[Lines of data]
--- Begin ---

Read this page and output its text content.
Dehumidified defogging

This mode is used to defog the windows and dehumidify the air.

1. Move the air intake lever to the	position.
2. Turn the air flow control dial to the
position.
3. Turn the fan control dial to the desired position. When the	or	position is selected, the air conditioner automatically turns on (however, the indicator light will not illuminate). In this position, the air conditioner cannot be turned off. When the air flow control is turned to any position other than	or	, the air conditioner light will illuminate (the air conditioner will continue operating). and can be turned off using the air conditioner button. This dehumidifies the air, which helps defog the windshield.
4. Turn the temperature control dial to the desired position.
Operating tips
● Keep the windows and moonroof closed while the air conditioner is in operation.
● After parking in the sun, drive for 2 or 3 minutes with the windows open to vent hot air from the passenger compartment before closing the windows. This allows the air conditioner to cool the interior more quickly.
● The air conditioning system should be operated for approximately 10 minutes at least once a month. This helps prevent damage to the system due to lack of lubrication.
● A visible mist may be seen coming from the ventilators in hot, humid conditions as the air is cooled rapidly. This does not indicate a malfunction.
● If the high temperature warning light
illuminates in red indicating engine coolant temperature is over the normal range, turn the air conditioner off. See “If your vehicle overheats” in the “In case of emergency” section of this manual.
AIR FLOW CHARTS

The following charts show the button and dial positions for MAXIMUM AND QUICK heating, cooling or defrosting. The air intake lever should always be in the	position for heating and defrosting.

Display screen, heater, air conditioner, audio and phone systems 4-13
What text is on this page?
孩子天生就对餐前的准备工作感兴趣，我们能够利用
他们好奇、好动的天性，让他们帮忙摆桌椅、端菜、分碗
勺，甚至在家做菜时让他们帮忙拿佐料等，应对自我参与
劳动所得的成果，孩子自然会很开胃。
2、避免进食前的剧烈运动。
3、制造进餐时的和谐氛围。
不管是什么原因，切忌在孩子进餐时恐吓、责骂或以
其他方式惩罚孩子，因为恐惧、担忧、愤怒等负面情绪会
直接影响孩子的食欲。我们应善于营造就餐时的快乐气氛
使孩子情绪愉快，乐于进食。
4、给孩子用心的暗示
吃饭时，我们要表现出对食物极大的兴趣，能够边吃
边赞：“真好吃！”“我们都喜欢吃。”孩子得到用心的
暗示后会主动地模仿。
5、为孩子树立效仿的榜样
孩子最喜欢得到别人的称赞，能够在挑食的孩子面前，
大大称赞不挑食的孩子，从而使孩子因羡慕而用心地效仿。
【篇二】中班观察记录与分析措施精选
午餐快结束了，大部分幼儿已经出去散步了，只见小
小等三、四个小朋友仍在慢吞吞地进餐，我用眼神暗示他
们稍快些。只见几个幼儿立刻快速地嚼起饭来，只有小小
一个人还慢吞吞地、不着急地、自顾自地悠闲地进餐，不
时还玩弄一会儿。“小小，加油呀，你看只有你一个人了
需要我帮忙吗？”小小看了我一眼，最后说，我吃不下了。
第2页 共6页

--- End ---

■ WHAT YOU SHOULD DO:
The answer is a single number: how many lines include the word "intake"?

■ THE REPLY:
2